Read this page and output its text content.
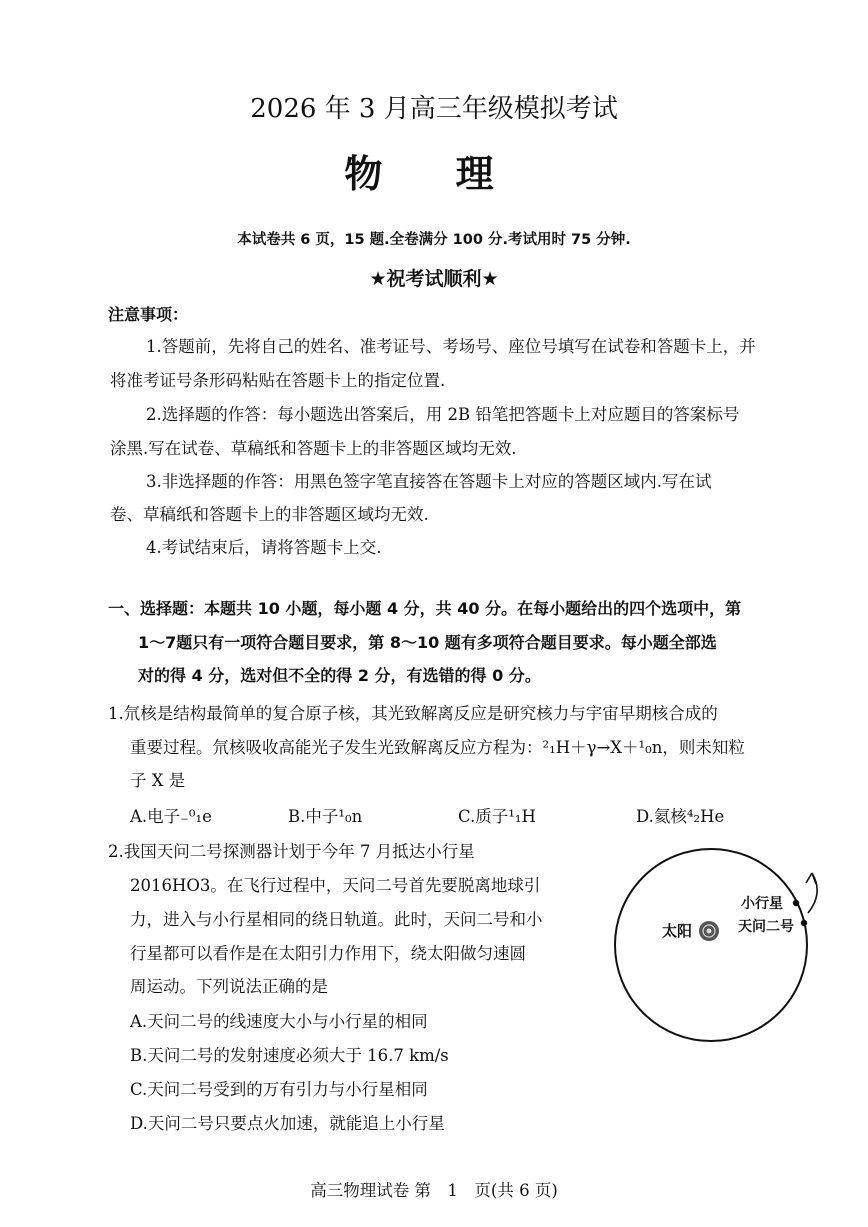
2026 年 3 月高三年级模拟考试
物 理
本试卷共 6 页，15 题.全卷满分 100 分.考试用时 75 分钟.
★祝考试顺利★
注意事项：
1.答题前，先将自己的姓名、准考证号、考场号、座位号填写在试卷和答题卡上，并
将准考证号条形码粘贴在答题卡上的指定位置.
2.选择题的作答：每小题选出答案后，用 2B 铅笔把答题卡上对应题目的答案标号
涂黑.写在试卷、草稿纸和答题卡上的非答题区域均无效.
3.非选择题的作答：用黑色签字笔直接答在答题卡上对应的答题区域内.写在试
卷、草稿纸和答题卡上的非答题区域均无效.
4.考试结束后，请将答题卡上交.
一、选择题：本题共 10 小题，每小题 4 分，共 40 分。在每小题给出的四个选项中，第
1～7题只有一项符合题目要求，第 8～10 题有多项符合题目要求。每小题全部选
对的得 4 分，选对但不全的得 2 分，有选错的得 0 分。
1.氘核是结构最简单的复合原子核，其光致解离反应是研究核力与宇宙早期核合成的
重要过程。氘核吸收高能光子发生光致解离反应方程为：²₁H＋γ→X＋¹₀n，则未知粒
子 X 是
A.电子₋⁰₁e	B.中子¹₀n	C.质子¹₁H	D.氦核⁴₂He
2.我国天问二号探测器计划于今年 7 月抵达小行星
2016HO3。在飞行过程中，天问二号首先要脱离地球引
力，进入与小行星相同的绕日轨道。此时，天问二号和小
行星都可以看作是在太阳引力作用下，绕太阳做匀速圆
周运动。下列说法正确的是
A.天问二号的线速度大小与小行星的相同
B.天问二号的发射速度必须大于 16.7 km/s
C.天问二号受到的万有引力与小行星相同
D.天问二号只要点火加速，就能追上小行星
太阳
小行星
天问二号
高三物理试卷 第　1　页(共 6 页)
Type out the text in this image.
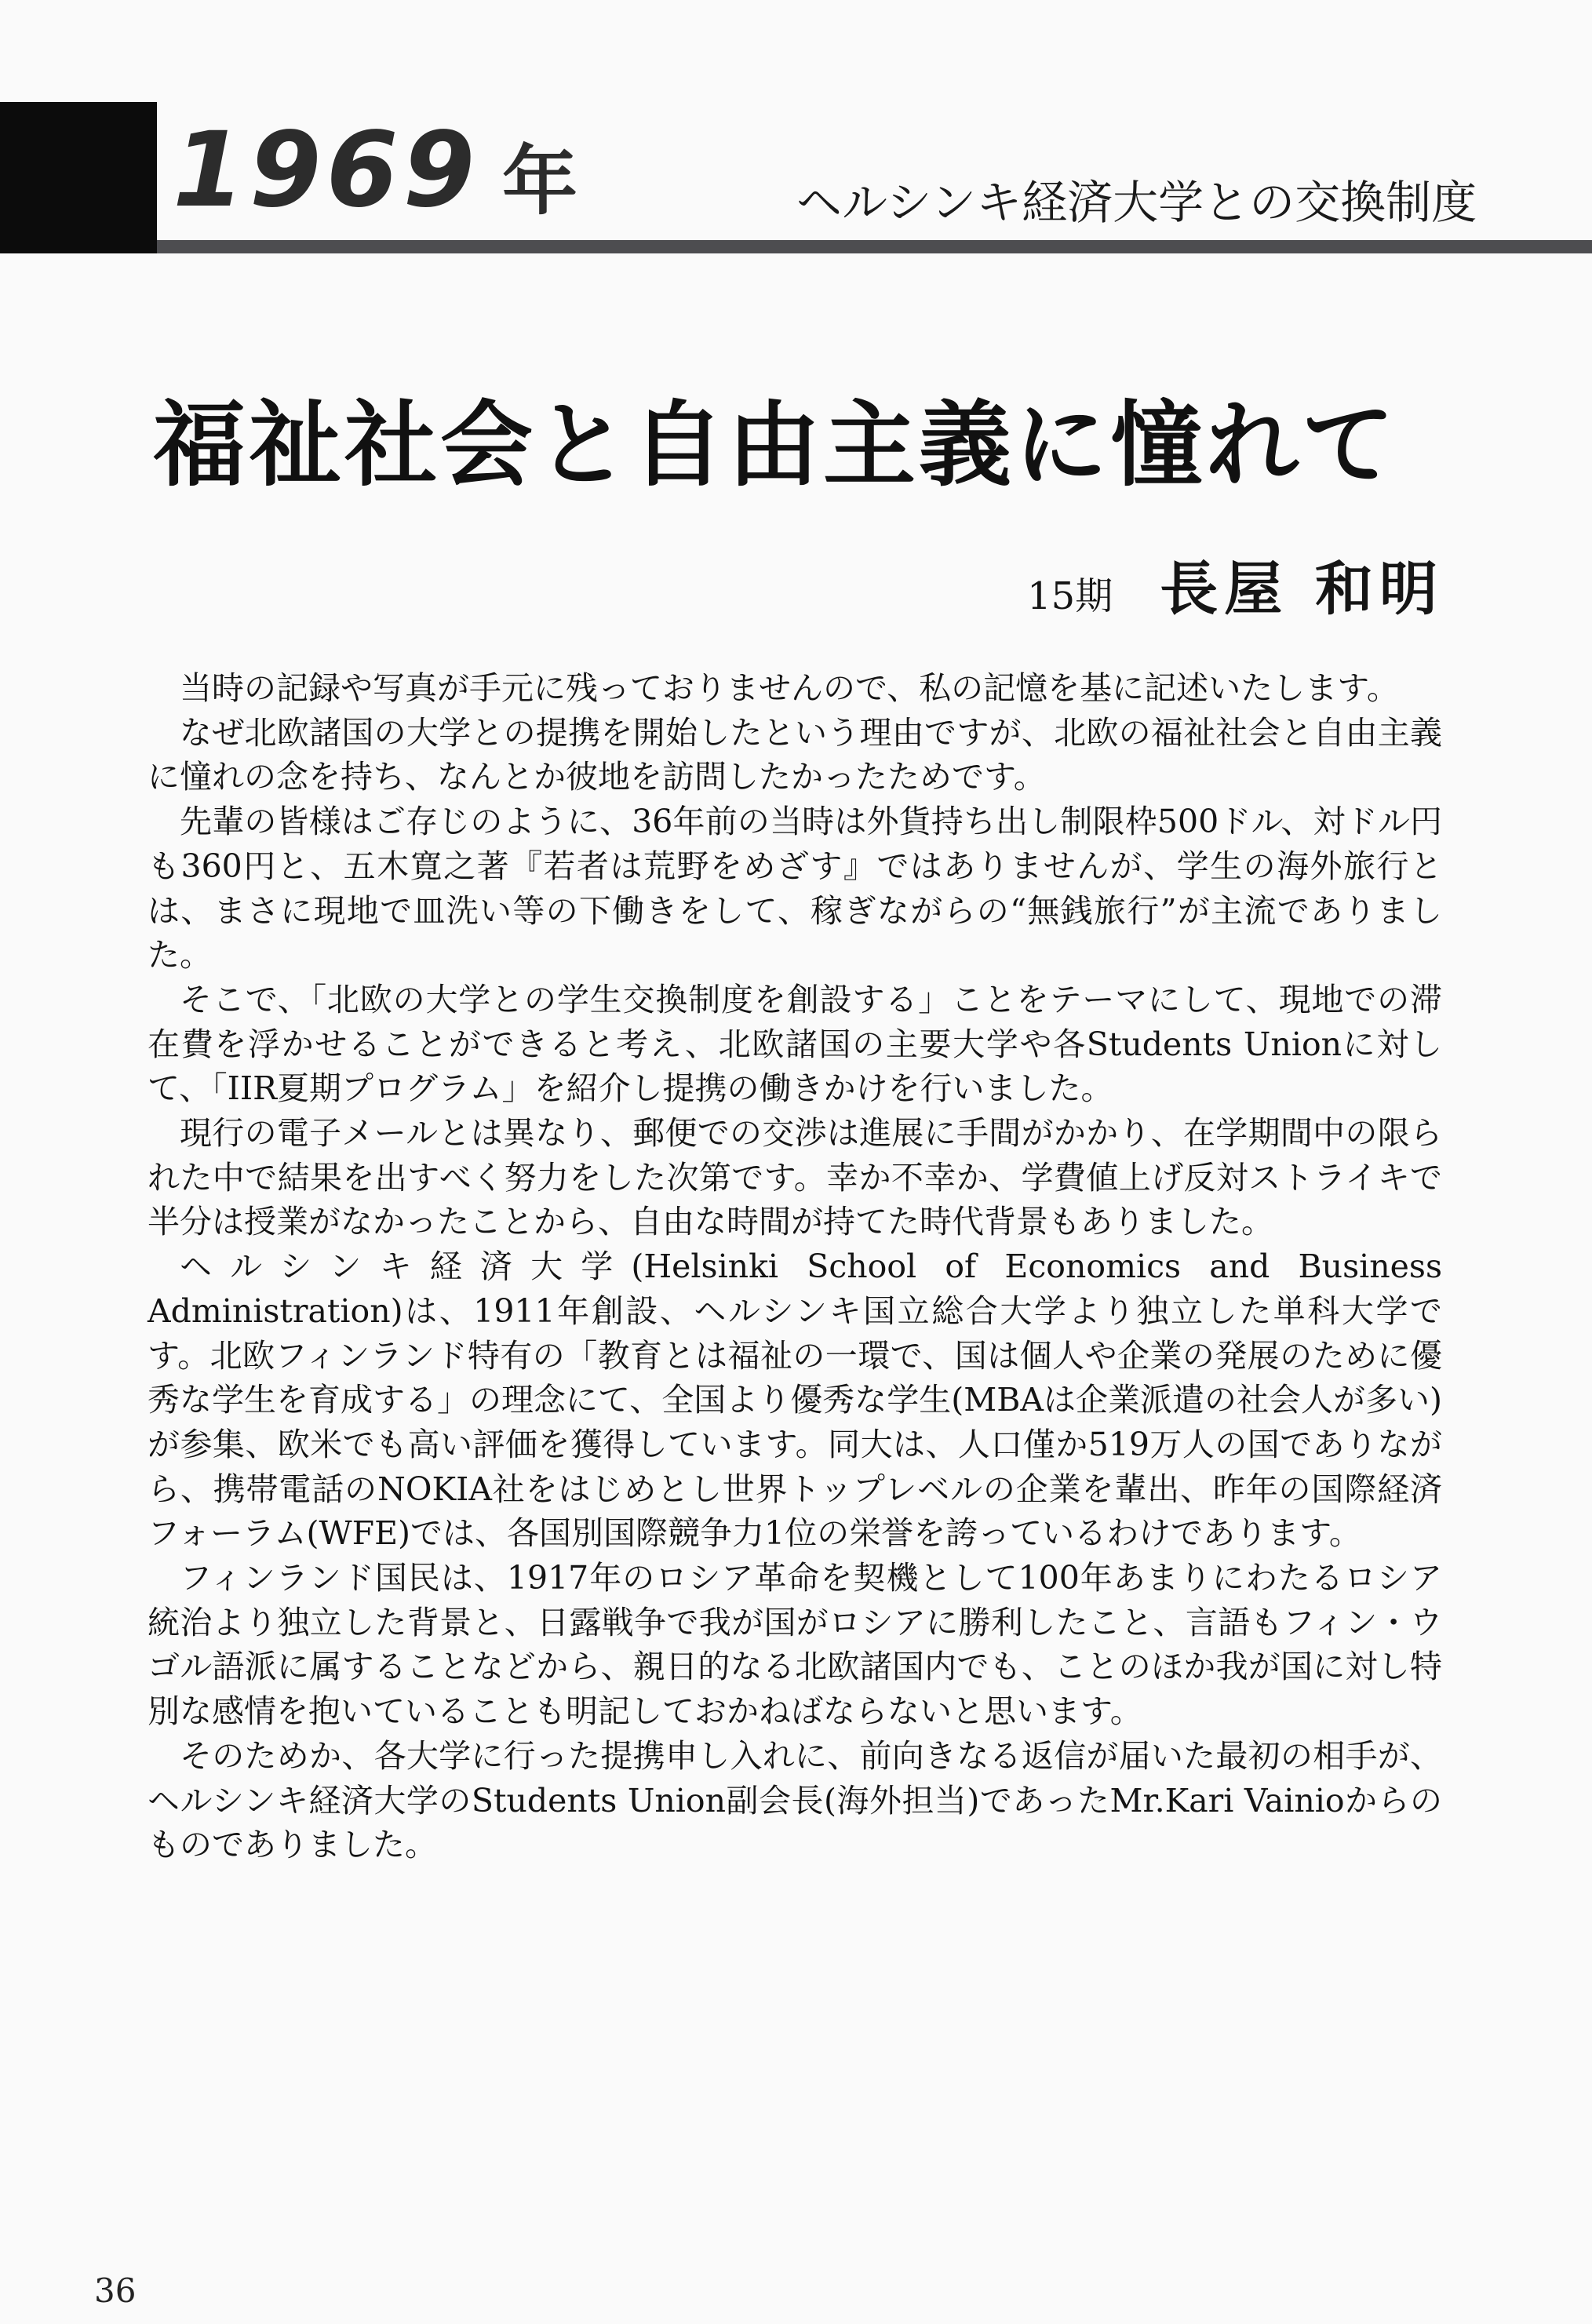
1969 年	ヘルシンキ経済大学との交換制度
福祉社会と自由主義に憧れて
15期 長屋 和明

当時の記録や写真が手元に残っておりませんので、私の記憶を基に記述いたします。

なぜ北欧諸国の大学との提携を開始したという理由ですが、北欧の福祉社会と自由主義に憧れの念を持ち、なんとか彼地を訪問したかったためです。

先輩の皆様はご存じのように、36年前の当時は外貨持ち出し制限枠500ドル、対ドル円も360円と、五木寛之著『若者は荒野をめざす』ではありませんが、学生の海外旅行とは、まさに現地で皿洗い等の下働きをして、稼ぎながらの“無銭旅行”が主流でありました。

そこで、「北欧の大学との学生交換制度を創設する」ことをテーマにして、現地での滞在費を浮かせることができると考え、北欧諸国の主要大学や各Students Unionに対して、「IIR夏期プログラム」を紹介し提携の働きかけを行いました。

現行の電子メールとは異なり、郵便での交渉は進展に手間がかかり、在学期間中の限られた中で結果を出すべく努力をした次第です。幸か不幸か、学費値上げ反対ストライキで半分は授業がなかったことから、自由な時間が持てた時代背景もありました。

ヘルシンキ経済大学(Helsinki School of Economics and Business Administration)は、1911年創設、ヘルシンキ国立総合大学より独立した単科大学です。北欧フィンランド特有の「教育とは福祉の一環で、国は個人や企業の発展のために優秀な学生を育成する」の理念にて、全国より優秀な学生(MBAは企業派遣の社会人が多い)が参集、欧米でも高い評価を獲得しています。同大は、人口僅か519万人の国でありながら、携帯電話のNOKIA社をはじめとし世界トップレベルの企業を輩出、昨年の国際経済フォーラム(WFE)では、各国別国際競争力1位の栄誉を誇っているわけであります。

フィンランド国民は、1917年のロシア革命を契機として100年あまりにわたるロシア統治より独立した背景と、日露戦争で我が国がロシアに勝利したこと、言語もフィン・ウゴル語派に属することなどから、親日的なる北欧諸国内でも、ことのほか我が国に対し特別な感情を抱いていることも明記しておかねばならないと思います。

そのためか、各大学に行った提携申し入れに、前向きなる返信が届いた最初の相手が、ヘルシンキ経済大学のStudents Union副会長(海外担当)であったMr.Kari Vainioからのものでありました。

36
####################
> **JOB**
Copy, from the material above, each line in which the string "text" occurs.

> **EXERCISE ANSWER**
Read this page and output its text content.
Type out the text in this image.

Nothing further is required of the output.